What to do: For the material below, count the lines containing "cells" and reply with the number alone.

[Records for this task Boundary: Start]

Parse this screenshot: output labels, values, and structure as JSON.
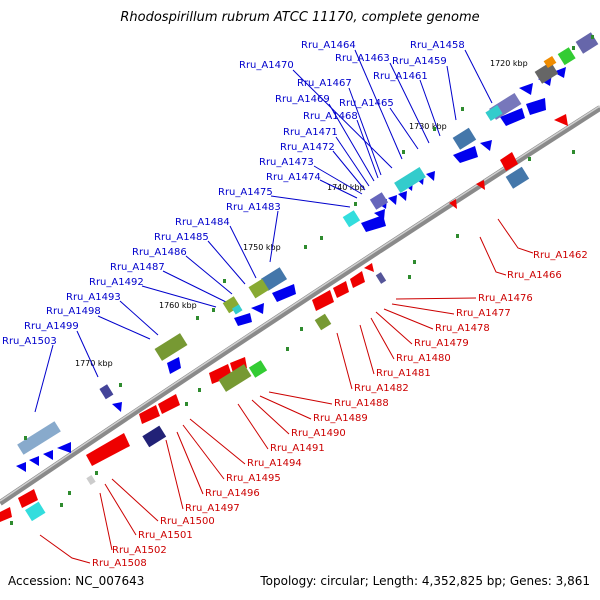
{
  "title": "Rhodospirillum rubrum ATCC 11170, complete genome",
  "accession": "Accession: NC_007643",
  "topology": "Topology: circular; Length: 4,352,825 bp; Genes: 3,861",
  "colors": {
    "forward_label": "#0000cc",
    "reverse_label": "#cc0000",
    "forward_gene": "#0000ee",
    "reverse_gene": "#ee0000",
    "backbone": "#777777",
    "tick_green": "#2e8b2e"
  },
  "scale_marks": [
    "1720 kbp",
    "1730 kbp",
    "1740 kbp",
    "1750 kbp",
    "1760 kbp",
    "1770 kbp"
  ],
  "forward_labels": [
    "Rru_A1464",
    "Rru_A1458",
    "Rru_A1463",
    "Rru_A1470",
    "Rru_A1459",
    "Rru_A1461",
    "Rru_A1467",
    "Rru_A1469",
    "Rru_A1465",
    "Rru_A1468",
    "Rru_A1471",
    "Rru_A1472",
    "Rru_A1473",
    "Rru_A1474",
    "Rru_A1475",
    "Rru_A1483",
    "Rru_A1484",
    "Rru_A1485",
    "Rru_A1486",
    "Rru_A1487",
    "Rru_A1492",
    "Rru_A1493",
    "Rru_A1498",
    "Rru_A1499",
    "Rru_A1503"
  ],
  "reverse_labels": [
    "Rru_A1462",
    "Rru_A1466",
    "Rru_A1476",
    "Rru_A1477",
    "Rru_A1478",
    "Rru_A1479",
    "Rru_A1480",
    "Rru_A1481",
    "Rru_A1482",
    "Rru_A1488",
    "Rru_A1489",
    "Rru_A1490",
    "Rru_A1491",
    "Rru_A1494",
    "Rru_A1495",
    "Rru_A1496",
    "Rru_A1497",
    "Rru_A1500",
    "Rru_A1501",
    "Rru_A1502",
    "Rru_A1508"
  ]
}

[Records for this task Boundary: End]
[Records for this task Boundary: Start]

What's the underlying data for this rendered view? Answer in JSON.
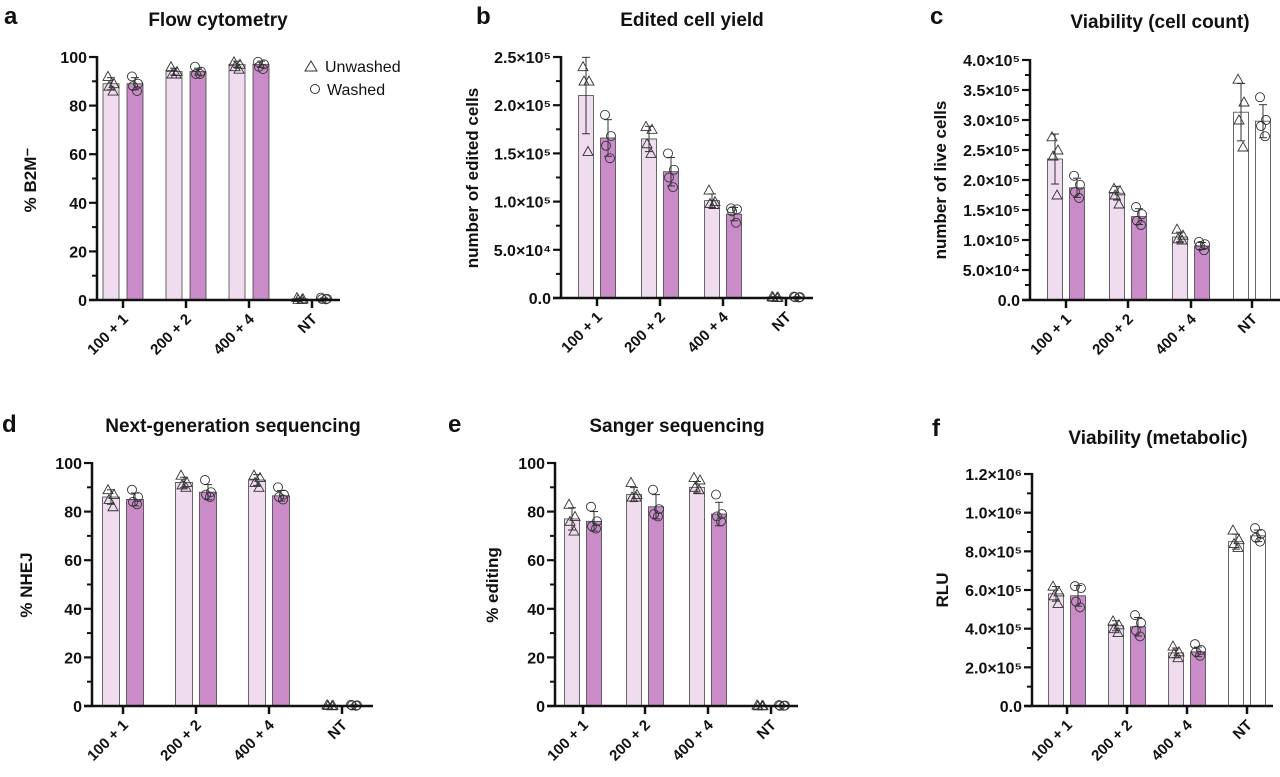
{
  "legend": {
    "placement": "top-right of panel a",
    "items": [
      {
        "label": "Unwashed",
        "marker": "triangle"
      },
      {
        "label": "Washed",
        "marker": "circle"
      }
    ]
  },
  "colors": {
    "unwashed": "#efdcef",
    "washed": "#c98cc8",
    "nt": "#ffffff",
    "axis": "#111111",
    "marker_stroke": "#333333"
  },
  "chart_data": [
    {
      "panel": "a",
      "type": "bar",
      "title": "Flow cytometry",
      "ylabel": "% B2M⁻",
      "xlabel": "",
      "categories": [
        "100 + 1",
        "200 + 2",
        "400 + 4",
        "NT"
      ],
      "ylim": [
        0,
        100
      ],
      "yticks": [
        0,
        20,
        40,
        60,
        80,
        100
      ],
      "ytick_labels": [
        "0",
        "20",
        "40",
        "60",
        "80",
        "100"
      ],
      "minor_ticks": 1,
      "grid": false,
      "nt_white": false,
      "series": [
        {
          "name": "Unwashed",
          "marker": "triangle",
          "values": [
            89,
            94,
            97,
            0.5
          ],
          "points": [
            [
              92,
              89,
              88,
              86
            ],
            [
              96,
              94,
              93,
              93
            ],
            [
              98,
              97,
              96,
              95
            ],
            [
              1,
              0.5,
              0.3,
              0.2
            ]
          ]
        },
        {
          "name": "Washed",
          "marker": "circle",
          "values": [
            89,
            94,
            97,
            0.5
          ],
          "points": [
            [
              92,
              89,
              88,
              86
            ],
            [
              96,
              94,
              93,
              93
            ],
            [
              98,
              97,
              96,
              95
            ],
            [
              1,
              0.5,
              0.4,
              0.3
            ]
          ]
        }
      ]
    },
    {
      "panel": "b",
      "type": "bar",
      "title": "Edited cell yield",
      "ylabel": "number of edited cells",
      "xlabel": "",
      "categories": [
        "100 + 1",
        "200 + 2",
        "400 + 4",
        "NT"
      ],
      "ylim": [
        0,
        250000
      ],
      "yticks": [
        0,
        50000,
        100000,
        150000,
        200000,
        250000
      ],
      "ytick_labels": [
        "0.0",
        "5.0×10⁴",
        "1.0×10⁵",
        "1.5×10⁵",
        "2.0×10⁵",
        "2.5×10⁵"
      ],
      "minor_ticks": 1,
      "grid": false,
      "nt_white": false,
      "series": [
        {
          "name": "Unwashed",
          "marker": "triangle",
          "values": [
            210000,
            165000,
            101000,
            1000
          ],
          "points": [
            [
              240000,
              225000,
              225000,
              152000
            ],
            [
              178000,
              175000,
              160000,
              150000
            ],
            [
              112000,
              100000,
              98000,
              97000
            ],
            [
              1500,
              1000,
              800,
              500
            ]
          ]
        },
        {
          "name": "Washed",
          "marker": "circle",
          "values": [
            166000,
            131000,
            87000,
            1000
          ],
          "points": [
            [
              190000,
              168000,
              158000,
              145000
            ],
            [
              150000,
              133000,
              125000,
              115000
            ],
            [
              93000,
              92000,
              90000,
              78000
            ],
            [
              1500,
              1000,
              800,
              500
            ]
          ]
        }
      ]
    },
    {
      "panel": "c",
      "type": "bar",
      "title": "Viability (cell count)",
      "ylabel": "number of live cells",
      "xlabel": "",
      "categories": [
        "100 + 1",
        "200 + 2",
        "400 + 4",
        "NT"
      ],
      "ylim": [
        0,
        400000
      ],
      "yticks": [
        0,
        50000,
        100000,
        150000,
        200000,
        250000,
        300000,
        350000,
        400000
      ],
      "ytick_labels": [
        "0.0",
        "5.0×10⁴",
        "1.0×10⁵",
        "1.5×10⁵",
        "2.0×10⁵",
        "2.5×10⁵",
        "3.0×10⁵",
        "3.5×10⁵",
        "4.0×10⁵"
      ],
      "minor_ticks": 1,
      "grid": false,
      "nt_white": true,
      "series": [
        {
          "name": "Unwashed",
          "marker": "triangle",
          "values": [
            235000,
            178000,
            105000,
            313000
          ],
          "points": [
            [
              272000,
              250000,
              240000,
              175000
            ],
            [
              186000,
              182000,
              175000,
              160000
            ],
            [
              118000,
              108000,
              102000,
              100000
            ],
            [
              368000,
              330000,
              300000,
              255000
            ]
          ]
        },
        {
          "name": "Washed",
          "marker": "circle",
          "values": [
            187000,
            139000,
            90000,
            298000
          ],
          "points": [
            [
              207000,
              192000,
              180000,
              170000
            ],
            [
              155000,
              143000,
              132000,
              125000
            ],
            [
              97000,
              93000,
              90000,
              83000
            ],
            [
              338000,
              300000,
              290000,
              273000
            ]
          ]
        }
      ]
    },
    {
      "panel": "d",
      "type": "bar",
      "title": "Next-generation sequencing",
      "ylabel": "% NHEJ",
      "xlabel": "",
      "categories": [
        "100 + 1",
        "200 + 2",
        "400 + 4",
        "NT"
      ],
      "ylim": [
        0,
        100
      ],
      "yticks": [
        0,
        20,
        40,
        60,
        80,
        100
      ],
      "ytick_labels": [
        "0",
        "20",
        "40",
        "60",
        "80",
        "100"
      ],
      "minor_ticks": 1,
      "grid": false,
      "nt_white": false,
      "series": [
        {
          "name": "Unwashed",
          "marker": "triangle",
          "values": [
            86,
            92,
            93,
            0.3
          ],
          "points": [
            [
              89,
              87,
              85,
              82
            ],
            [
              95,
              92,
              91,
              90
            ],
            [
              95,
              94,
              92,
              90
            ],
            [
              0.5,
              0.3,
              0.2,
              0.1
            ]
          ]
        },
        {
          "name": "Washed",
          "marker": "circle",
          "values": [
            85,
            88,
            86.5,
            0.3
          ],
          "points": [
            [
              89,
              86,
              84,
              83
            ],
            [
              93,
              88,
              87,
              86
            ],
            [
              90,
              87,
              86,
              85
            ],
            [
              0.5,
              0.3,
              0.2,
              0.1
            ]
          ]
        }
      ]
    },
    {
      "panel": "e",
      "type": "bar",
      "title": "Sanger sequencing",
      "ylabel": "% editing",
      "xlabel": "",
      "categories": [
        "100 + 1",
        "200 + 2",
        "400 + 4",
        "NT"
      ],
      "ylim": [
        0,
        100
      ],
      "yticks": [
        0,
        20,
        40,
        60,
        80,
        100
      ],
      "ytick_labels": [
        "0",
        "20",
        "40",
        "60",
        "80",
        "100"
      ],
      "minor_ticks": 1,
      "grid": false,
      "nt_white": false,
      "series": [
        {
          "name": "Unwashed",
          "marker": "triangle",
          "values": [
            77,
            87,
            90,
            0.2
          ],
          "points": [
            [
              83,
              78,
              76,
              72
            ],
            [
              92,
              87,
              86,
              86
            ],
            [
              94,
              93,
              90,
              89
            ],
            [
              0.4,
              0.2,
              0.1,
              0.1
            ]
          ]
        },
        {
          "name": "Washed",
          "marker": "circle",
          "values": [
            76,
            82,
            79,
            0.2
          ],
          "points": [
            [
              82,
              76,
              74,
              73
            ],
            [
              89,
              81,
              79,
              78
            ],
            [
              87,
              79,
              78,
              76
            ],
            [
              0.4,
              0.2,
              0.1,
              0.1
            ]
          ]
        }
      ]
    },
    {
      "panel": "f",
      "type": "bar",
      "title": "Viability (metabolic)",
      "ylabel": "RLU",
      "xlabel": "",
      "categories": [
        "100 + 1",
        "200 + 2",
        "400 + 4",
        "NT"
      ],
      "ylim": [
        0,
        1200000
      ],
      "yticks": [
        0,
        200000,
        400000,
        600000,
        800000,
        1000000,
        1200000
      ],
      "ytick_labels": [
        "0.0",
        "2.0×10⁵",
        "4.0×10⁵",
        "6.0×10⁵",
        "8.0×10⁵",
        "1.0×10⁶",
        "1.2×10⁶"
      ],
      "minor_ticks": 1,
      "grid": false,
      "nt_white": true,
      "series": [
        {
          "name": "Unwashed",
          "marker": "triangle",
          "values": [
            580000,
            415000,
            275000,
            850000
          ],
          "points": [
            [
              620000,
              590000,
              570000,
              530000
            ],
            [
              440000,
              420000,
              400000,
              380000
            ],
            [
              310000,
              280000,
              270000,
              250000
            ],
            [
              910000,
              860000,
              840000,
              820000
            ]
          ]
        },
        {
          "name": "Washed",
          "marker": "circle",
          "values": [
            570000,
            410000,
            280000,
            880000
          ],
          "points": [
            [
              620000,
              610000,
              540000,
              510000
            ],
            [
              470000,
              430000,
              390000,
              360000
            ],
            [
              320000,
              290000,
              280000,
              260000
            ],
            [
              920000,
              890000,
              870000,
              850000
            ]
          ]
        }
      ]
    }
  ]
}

[Records for this task Boundary: End]
[Records for this task Boundary: Start]

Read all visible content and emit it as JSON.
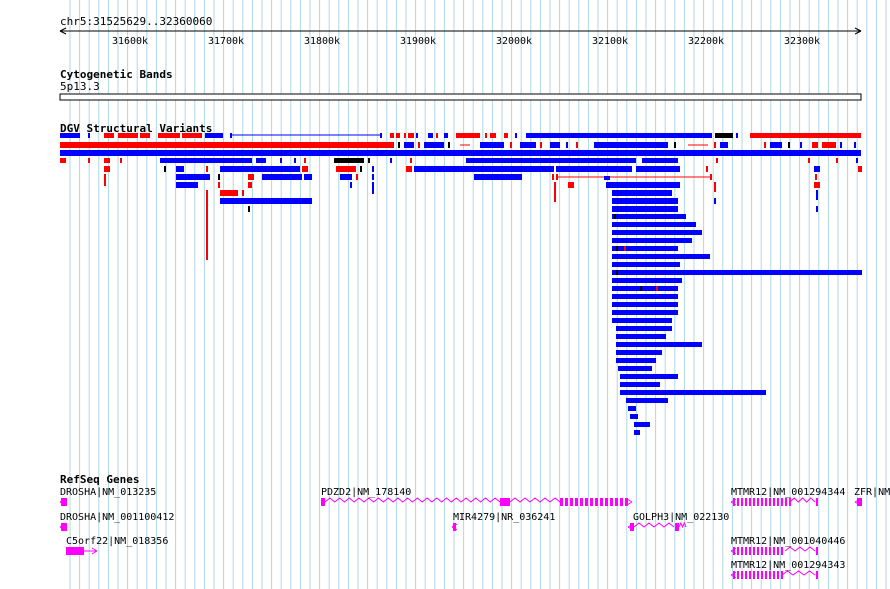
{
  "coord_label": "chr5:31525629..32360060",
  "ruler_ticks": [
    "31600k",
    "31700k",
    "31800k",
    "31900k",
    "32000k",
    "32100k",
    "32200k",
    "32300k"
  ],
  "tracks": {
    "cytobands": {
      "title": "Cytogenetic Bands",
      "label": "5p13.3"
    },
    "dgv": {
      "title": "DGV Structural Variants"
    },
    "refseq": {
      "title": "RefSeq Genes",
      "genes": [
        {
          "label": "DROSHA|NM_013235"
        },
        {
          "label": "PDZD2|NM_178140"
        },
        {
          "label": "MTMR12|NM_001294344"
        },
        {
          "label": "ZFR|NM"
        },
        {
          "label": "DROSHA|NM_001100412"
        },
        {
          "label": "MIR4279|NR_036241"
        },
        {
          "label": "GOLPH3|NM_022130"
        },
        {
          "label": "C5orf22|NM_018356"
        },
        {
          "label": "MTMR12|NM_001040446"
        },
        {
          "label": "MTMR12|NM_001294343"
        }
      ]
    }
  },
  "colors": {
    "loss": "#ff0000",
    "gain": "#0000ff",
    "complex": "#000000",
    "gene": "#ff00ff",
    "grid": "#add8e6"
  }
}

[Records for this task Boundary: End]

Task result: 2